Camus creates characters facing with the absurd in his works The Plague and The Stranger. In existential struggle, in the absence of meaning, morality arises as a crucial problem in both works. In The Plague there are people still having universal principles even in a chaotic atmosphere beside the ones who do not have. In The Stranger main character appears as an agent ignoring universal principles in usual and acceptable life conditions. With a necessity of analysis of the characters in the context of morality, this paper analyses the characters in terms of Kantian ethics. For this purpose, it applies Kantian ethical theory centering on categorical imperative formulations. The study explores in what way the characters adopt or ignore the rules of categorical imperative. Accordingly, it discusses whether the acts of the characters are for the sake of duty or in accordance with duty. Additionally, it portrays whether they see humans as an end or as a means. These aforementioned works are mostly explained through absurdist and existential perspectives. However, this study will reflect a different angle on characters by providing a new insight. All in all, this assertion is reached: Both works have samples of agents adopting or violating Kant’s moral theory. Meursault gives precedence to his inclinations and violates categorical imperative rule especially regarding his committing a murder and abuse. As for Dr Rieux, Tarrou and their group, they prioritize human dignity; thus, they act according to categorical imperative. On the other hand, Cottard and Father Paneloux violate this rule and they are tempted by their inclinations.
------------------------
_Short task A_
Decide whether each statement agrees with the Camus abstract, answering yes or no and quoting the deciding words: (i) the study applies Kantian ethical theory centered on categorical imperative formulations; (ii) Father Paneloux acts according to the categorical imperative; (iii) the two works are mostly explained through absurdist and existential perspectives.
_Short task B_
According to the Camus abstract, what do Dr Rieux, Tarrou and their group prioritize?
_Short task C_
Name every character from Camus's works that the Camus abstract mentions.

_Data segment_
------------------------
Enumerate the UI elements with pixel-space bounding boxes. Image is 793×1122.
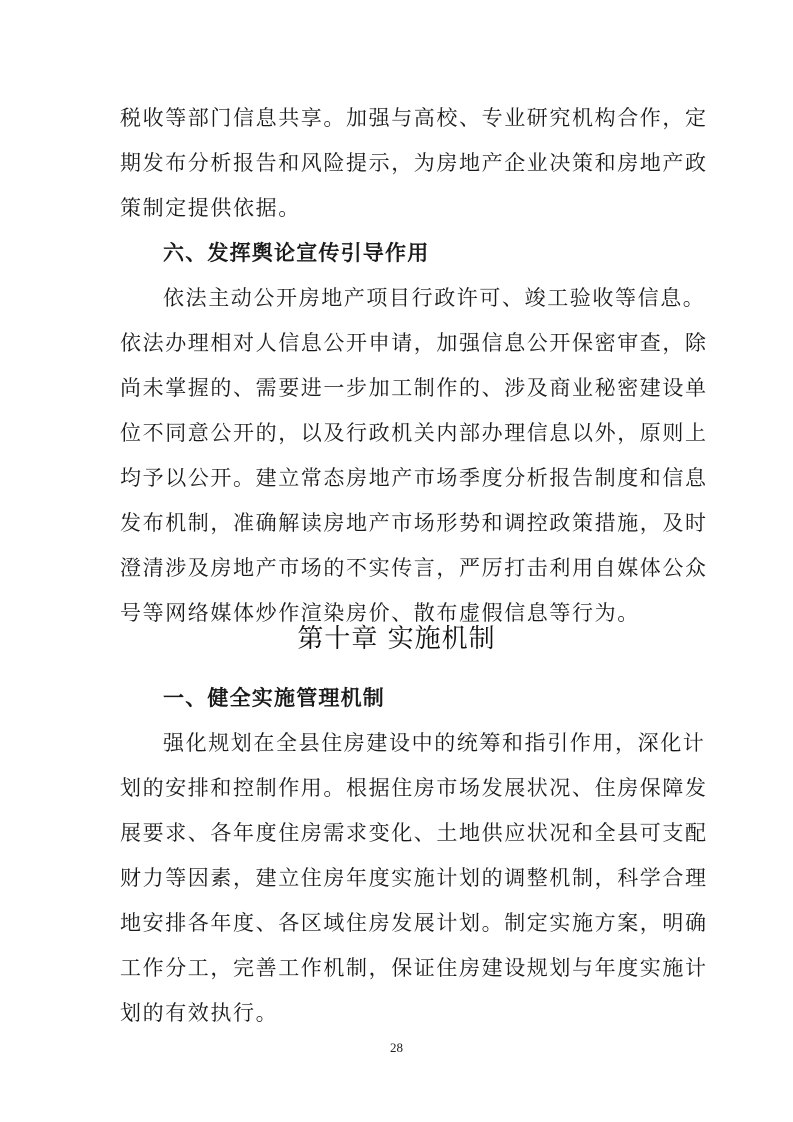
------------------------
_Exercise response A_
(i) Yes: "it applies Kantian ethical theory centering on categorical imperative formulations"
(ii) No: "Cottard and Father Paneloux violate this rule and they are tempted by their inclinations"
(iii) Yes: "These aforementioned works are mostly explained through absurdist and existential perspectives"

_Exercise response B_
Human dignity.

_Exercise response C_
Meursault, Dr Rieux, Tarrou, Cottard, Father Paneloux